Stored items
☆ ☆ ☆ ☆

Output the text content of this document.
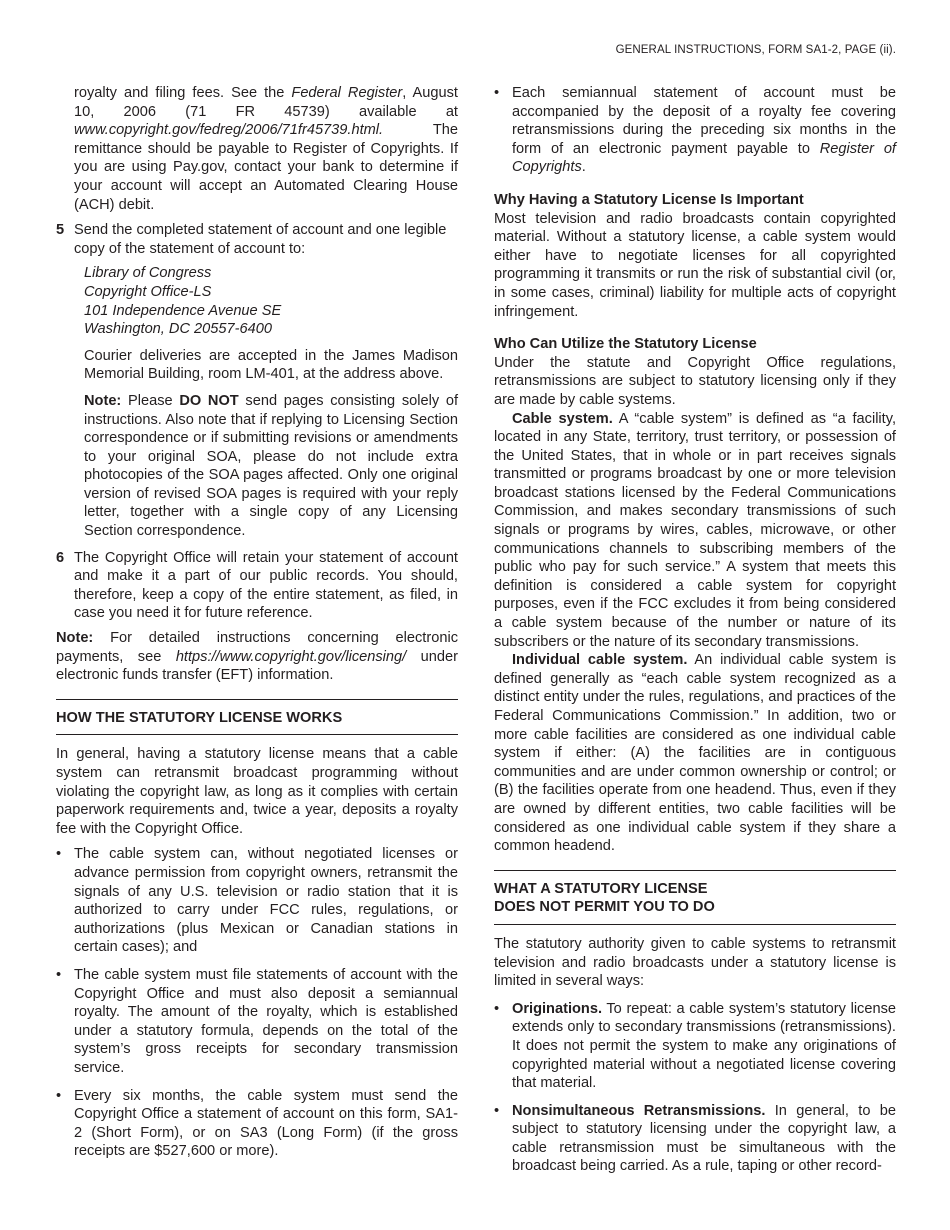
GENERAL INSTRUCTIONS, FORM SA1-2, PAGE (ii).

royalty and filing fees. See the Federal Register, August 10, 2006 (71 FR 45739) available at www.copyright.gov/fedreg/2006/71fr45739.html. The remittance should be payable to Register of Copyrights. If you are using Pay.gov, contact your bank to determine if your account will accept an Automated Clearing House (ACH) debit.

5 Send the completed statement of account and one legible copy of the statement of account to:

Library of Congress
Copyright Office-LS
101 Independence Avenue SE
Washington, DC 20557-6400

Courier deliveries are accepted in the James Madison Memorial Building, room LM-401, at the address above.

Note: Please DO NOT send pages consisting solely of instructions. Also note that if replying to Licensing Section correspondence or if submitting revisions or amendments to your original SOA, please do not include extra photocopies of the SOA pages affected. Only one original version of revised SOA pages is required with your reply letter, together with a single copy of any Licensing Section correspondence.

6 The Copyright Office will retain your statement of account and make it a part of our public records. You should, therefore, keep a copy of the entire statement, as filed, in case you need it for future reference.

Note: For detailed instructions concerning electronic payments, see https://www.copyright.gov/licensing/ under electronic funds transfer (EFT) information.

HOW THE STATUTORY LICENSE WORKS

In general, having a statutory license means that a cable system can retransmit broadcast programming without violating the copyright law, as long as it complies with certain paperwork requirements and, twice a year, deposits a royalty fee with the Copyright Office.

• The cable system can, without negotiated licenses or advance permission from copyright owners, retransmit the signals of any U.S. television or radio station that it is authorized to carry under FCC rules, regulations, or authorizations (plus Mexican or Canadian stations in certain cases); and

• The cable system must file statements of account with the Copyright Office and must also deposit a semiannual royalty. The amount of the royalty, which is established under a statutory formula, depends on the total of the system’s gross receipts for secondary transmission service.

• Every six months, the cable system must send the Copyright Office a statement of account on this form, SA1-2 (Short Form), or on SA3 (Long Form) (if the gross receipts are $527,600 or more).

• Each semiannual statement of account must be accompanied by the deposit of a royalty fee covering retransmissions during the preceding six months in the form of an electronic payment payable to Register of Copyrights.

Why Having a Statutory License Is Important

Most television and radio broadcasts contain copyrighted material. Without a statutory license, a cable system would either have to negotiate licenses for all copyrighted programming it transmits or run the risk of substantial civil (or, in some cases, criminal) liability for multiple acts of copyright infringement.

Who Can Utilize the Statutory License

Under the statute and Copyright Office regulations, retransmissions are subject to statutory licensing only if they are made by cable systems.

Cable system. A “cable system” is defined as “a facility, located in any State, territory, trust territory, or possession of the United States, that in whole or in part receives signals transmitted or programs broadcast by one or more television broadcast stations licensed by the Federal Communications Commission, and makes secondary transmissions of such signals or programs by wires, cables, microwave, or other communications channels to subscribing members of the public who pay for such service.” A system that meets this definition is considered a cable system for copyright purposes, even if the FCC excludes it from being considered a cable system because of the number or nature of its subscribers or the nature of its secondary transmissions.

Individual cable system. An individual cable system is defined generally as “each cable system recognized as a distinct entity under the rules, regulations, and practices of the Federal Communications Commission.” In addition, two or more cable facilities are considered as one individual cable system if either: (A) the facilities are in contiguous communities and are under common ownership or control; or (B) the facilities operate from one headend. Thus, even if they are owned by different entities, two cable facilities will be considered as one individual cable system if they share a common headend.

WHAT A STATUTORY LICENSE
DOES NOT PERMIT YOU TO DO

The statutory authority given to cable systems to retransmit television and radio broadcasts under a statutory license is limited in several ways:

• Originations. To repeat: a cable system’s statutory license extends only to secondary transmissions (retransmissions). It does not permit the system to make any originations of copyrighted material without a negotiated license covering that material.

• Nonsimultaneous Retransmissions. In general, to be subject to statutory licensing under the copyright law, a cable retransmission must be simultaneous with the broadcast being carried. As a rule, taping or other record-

☆ ☆ ☆ ☆

- GIVEN INSTRUCTION: State the number of lines in this listing that contain the string "months", and add nothing else.

- FINISHED TASK: 2